• [PROBLEM STATEMENT]
The entries below should be transcribed in their entirety, exactly as written.

>> BEGIN

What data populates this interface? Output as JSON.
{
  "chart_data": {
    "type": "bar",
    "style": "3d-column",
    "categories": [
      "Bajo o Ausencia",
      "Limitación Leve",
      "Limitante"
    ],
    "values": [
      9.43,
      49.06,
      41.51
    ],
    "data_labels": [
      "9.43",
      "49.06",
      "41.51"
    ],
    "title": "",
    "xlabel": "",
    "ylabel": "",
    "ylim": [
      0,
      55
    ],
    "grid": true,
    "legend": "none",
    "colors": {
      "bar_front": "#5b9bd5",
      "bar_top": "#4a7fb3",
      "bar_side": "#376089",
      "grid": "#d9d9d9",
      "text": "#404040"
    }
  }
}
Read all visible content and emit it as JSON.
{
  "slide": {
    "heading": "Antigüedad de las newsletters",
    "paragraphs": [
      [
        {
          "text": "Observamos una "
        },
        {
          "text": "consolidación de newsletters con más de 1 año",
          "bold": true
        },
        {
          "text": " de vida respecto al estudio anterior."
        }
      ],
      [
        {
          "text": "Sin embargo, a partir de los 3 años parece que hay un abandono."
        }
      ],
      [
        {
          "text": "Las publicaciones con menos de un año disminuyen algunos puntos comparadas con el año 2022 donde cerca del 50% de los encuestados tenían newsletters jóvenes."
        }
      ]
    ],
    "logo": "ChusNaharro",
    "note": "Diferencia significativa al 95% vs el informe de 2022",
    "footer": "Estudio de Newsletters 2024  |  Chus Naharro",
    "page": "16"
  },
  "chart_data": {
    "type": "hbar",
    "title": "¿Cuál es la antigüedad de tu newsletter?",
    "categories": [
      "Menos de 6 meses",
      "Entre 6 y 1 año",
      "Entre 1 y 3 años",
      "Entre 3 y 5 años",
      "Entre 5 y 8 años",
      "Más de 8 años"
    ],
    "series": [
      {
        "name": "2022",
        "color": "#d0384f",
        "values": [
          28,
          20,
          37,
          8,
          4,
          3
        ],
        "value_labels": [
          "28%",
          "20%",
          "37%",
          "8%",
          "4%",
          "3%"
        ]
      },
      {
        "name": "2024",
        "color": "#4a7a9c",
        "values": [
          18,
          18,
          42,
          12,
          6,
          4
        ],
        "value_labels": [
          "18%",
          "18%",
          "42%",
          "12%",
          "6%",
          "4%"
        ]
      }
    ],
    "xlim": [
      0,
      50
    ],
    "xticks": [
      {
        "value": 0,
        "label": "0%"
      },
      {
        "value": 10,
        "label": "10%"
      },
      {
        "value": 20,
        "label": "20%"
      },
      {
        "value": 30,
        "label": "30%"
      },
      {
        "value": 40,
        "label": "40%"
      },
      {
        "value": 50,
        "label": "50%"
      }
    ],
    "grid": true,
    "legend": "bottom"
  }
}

>> END

• [RESPONSE]
What data populates this interface? Output as JSON.
{
  "chart_data": {
    "type": "bar",
    "style": "3d-column",
    "categories": [
      "Bajo o Ausencia",
      "Limitación Leve",
      "Limitante"
    ],
    "values": [
      9.43,
      49.06,
      41.51
    ],
    "data_labels": [
      "9.43",
      "49.06",
      "41.51"
    ],
    "title": "",
    "xlabel": "",
    "ylabel": "",
    "ylim": [
      0,
      55
    ],
    "grid": true,
    "legend": "none",
    "colors": {
      "bar_front": "#5b9bd5",
      "bar_top": "#4a7fb3",
      "bar_side": "#376089",
      "grid": "#d9d9d9",
      "text": "#404040"
    }
  }
}
Read all visible content and emit it as JSON.
{
  "slide": {
    "heading": "Antigüedad de las newsletters",
    "paragraphs": [
      [
        {
          "text": "Observamos una "
        },
        {
          "text": "consolidación de newsletters con más de 1 año",
          "bold": true
        },
        {
          "text": " de vida respecto al estudio anterior."
        }
      ],
      [
        {
          "text": "Sin embargo, a partir de los 3 años parece que hay un abandono."
        }
      ],
      [
        {
          "text": "Las publicaciones con menos de un año disminuyen algunos puntos comparadas con el año 2022 donde cerca del 50% de los encuestados tenían newsletters jóvenes."
        }
      ]
    ],
    "logo": "ChusNaharro",
    "note": "Diferencia significativa al 95% vs el informe de 2022",
    "footer": "Estudio de Newsletters 2024  |  Chus Naharro",
    "page": "16"
  },
  "chart_data": {
    "type": "hbar",
    "title": "¿Cuál es la antigüedad de tu newsletter?",
    "categories": [
      "Menos de 6 meses",
      "Entre 6 y 1 año",
      "Entre 1 y 3 años",
      "Entre 3 y 5 años",
      "Entre 5 y 8 años",
      "Más de 8 años"
    ],
    "series": [
      {
        "name": "2022",
        "color": "#d0384f",
        "values": [
          28,
          20,
          37,
          8,
          4,
          3
        ],
        "value_labels": [
          "28%",
          "20%",
          "37%",
          "8%",
          "4%",
          "3%"
        ]
      },
      {
        "name": "2024",
        "color": "#4a7a9c",
        "values": [
          18,
          18,
          42,
          12,
          6,
          4
        ],
        "value_labels": [
          "18%",
          "18%",
          "42%",
          "12%",
          "6%",
          "4%"
        ]
      }
    ],
    "xlim": [
      0,
      50
    ],
    "xticks": [
      {
        "value": 0,
        "label": "0%"
      },
      {
        "value": 10,
        "label": "10%"
      },
      {
        "value": 20,
        "label": "20%"
      },
      {
        "value": 30,
        "label": "30%"
      },
      {
        "value": 40,
        "label": "40%"
      },
      {
        "value": 50,
        "label": "50%"
      }
    ],
    "grid": true,
    "legend": "bottom"
  }
}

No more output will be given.